Nei paesi e nelle città di provincia, secondo dimensione, c’è solitamente un mercato settimanale o bisettimanale, il che non sempre si concilia con le nostre esigenze personali di vita e lavoro ma almeno rende “stabile e sicura” la possibilità di approvvigionarci di prodotti locali.

Nelle grandi città esistono decine di mercati giornalieri, rionali e di quartiere: marginalizzati o trascurati dall’intervento pubblico, ridimensionati nell’offerta o impoveriti dalla crisi, sono sempre sotto l’attacco di megastore e interessi speculativi ma resistono, anche grazie all’impegno di associazioni e cittadini che hanno deciso di difenderli. Non dappertutto è possibile trovare cibi biologici ma in quasi ogni mercato ci sono banchi di agricoltori diretti, allevatori e pescatori del territorio che vendono prodotti freschi, genuini, sani, a filiera corta. Cerca quelli.

__________

Trascrivi fedelmente il passo del brano sui mercati riportato sopra, da "Nei paesi e" fino a "corta. Cerca quelli." incluso.

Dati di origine

__________

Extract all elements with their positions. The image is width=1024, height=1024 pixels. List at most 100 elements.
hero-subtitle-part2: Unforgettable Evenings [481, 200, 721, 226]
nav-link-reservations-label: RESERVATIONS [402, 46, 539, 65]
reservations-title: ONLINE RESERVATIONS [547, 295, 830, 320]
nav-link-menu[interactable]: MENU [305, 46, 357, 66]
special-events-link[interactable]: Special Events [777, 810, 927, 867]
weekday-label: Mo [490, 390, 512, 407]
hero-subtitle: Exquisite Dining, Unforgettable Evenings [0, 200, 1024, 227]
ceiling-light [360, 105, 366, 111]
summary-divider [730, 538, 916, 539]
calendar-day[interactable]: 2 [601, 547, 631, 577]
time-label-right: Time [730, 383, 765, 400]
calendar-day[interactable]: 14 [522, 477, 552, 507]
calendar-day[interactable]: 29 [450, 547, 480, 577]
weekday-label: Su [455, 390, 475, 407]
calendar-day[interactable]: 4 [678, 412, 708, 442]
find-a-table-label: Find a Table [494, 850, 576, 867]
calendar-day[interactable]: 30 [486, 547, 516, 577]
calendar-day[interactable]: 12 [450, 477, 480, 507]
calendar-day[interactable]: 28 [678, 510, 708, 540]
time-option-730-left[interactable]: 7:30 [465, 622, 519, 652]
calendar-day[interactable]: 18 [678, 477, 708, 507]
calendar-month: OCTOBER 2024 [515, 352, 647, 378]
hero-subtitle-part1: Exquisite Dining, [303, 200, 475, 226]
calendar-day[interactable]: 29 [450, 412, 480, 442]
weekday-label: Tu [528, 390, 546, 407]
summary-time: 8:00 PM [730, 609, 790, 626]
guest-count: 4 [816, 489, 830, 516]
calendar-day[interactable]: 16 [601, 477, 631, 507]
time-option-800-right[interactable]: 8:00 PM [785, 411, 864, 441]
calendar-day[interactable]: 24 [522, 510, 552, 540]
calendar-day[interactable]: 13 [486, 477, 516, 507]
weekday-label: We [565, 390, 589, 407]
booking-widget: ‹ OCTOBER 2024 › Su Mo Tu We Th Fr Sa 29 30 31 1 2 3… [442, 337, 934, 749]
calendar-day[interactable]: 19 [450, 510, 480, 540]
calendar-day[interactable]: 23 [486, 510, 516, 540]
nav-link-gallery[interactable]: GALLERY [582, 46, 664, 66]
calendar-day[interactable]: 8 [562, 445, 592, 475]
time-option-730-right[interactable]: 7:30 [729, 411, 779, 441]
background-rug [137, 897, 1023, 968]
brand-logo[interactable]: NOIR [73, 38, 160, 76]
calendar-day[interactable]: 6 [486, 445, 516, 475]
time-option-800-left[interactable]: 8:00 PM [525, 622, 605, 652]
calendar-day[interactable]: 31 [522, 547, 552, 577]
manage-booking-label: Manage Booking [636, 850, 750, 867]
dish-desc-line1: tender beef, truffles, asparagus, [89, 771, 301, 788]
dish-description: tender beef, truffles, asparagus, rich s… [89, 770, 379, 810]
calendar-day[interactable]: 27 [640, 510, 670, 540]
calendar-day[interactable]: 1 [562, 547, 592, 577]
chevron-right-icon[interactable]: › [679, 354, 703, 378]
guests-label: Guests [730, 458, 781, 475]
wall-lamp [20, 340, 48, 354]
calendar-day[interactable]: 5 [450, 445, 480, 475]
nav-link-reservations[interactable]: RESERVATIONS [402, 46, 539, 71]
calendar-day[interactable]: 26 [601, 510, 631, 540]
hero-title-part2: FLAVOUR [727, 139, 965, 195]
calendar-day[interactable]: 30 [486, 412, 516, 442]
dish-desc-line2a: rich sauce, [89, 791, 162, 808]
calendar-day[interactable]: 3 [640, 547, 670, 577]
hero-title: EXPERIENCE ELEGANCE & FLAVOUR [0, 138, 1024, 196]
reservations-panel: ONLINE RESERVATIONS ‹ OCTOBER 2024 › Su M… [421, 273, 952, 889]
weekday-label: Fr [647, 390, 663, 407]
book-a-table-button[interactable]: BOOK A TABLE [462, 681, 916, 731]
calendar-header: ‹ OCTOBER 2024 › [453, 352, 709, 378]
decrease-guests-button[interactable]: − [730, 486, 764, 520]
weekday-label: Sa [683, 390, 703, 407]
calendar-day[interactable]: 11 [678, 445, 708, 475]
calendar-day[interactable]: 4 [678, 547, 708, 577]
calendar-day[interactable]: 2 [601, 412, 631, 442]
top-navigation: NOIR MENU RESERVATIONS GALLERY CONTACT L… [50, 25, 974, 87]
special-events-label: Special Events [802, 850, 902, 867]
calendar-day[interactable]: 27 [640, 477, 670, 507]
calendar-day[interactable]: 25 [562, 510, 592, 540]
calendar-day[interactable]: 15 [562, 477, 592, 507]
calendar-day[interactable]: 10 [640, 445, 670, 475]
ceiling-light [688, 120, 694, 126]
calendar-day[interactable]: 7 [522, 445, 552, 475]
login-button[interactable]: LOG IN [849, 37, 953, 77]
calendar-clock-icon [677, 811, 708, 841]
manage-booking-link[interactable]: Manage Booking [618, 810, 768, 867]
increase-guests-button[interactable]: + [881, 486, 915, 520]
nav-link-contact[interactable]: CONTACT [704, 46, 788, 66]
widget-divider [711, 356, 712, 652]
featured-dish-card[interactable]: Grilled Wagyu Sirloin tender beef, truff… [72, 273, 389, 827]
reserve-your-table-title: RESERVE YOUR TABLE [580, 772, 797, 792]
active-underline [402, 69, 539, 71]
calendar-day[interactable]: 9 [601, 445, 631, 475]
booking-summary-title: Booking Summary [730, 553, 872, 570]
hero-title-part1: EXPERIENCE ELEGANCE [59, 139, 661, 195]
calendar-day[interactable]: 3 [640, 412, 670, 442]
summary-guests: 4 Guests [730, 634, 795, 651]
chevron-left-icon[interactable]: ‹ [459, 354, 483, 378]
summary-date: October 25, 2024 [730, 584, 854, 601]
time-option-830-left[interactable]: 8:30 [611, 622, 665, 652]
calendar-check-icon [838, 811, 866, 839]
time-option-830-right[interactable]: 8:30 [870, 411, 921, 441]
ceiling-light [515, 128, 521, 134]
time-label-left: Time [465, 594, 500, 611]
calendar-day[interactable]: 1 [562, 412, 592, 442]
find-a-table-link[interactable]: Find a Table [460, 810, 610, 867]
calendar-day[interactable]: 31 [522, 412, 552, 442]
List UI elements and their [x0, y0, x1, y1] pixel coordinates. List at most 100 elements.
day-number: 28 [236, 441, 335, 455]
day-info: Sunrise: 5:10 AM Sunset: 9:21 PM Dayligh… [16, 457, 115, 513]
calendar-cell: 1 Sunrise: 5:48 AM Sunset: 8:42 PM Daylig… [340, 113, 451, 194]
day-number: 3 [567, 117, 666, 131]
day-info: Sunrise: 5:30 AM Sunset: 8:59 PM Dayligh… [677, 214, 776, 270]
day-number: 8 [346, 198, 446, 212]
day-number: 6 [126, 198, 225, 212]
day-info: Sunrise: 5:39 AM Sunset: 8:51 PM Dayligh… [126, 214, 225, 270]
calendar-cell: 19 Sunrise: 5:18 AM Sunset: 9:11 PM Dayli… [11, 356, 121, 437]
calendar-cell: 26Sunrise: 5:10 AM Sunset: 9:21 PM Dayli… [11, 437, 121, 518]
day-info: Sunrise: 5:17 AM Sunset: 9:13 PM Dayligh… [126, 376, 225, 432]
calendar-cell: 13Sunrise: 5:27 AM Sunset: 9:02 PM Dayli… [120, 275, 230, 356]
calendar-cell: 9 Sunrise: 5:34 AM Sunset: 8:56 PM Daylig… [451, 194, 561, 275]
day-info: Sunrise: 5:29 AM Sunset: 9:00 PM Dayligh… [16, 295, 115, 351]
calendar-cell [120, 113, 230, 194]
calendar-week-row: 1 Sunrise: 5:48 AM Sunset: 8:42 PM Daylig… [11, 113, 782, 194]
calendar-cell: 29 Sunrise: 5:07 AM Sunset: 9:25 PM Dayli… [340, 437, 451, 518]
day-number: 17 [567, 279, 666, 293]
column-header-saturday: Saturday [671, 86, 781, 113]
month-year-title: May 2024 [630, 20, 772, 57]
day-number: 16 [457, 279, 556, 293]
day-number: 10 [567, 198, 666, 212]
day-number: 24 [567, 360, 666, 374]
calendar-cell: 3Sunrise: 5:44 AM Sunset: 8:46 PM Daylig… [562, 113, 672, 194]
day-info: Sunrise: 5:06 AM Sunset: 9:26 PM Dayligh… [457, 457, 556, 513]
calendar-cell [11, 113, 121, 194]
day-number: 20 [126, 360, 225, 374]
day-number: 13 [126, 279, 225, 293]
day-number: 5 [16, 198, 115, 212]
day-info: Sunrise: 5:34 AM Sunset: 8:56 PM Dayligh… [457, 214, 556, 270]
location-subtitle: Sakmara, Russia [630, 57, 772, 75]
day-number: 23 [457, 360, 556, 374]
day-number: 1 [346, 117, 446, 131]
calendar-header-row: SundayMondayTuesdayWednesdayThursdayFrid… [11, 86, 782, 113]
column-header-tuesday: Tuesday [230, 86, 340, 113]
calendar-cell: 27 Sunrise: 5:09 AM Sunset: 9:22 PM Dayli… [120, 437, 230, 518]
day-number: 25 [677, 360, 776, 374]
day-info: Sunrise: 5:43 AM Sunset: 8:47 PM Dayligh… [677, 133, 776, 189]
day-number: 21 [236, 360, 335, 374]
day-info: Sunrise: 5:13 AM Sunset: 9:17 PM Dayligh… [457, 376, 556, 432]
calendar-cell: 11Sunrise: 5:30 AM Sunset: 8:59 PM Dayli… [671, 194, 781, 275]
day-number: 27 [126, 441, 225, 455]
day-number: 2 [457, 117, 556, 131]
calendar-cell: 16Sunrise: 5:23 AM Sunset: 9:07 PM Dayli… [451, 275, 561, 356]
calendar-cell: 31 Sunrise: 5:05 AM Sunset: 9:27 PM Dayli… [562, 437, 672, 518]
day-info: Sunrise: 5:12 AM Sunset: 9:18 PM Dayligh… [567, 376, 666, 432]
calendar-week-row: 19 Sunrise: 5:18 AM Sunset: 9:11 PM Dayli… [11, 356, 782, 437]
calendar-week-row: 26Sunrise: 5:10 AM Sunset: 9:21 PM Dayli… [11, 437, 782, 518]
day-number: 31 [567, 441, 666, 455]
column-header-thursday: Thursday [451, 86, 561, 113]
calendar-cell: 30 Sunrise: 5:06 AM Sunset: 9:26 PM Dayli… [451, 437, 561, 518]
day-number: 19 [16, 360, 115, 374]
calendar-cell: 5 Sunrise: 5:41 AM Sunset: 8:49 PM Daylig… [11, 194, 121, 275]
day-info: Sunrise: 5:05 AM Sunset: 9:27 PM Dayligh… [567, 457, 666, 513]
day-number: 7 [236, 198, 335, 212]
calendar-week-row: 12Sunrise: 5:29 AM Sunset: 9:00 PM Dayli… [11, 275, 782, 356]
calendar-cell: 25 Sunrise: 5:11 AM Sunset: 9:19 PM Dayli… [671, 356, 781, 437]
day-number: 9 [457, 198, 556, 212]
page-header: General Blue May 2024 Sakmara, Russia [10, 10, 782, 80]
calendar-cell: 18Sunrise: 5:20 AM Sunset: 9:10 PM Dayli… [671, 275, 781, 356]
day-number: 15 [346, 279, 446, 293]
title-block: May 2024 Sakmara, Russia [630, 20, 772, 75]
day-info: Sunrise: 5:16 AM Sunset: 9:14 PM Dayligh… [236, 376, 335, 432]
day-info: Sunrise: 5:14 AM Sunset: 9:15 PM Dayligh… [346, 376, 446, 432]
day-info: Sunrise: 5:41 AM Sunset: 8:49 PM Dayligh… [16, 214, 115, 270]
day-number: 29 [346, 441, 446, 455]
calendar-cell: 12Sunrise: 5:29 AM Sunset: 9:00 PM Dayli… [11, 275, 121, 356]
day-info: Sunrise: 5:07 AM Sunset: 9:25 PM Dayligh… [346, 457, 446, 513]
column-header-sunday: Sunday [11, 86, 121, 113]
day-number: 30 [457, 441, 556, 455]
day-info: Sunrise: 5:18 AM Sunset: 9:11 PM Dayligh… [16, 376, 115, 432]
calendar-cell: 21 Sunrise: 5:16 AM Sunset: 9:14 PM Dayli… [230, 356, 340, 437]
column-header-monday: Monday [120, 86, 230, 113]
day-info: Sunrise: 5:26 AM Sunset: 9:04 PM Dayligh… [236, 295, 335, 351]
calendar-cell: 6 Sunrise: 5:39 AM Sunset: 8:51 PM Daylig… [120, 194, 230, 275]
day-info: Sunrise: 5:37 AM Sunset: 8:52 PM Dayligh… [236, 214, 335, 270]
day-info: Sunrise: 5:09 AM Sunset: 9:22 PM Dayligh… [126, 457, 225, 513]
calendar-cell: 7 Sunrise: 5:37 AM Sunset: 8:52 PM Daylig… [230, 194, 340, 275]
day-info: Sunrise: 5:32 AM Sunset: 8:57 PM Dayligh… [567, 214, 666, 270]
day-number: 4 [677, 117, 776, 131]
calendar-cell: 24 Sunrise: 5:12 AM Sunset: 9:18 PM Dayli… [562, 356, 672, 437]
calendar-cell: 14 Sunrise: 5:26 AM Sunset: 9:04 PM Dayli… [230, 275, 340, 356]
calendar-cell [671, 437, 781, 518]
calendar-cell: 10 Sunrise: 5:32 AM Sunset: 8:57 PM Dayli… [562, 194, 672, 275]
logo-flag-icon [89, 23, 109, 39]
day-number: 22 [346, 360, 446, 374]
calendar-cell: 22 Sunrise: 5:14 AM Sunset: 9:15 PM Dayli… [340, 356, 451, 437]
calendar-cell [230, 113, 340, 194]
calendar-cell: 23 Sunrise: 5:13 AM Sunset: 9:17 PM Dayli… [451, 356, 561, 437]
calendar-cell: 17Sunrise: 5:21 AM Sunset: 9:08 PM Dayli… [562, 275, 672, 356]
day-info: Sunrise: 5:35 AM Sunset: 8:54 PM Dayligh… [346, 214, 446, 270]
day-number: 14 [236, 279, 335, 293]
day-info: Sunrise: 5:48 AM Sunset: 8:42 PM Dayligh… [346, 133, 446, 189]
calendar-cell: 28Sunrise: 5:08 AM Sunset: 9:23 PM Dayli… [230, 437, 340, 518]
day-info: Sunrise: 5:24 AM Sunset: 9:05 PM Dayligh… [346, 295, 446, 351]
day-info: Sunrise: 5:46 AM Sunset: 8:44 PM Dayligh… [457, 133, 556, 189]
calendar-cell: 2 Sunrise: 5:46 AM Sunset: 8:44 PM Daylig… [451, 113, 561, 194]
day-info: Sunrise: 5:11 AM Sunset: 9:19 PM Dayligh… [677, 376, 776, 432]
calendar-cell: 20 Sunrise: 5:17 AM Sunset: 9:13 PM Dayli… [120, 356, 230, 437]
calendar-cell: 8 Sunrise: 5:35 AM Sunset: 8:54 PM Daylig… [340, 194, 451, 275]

__________

SOLUZIONE SVOLTA:
Nei paesi e nelle città di provincia, secondo dimensione, c’è solitamente un mercato settimanale o bisettimanale, il che non sempre si concilia con le nostre esigenze personali di vita e lavoro ma almeno rende “stabile e sicura” la possibilità di approvvigionarci di prodotti locali.

Nelle grandi città esistono decine di mercati giornalieri, rionali e di quartiere: marginalizzati o trascurati dall’intervento pubblico, ridimensionati nell’offerta o impoveriti dalla crisi, sono sempre sotto l’attacco di megastore e interessi speculativi ma resistono, anche grazie all’impegno di associazioni e cittadini che hanno deciso di difenderli. Non dappertutto è possibile trovare cibi biologici ma in quasi ogni mercato ci sono banchi di agricoltori diretti, allevatori e pescatori del territorio che vendono prodotti freschi, genuini, sani, a filiera corta. Cerca quelli.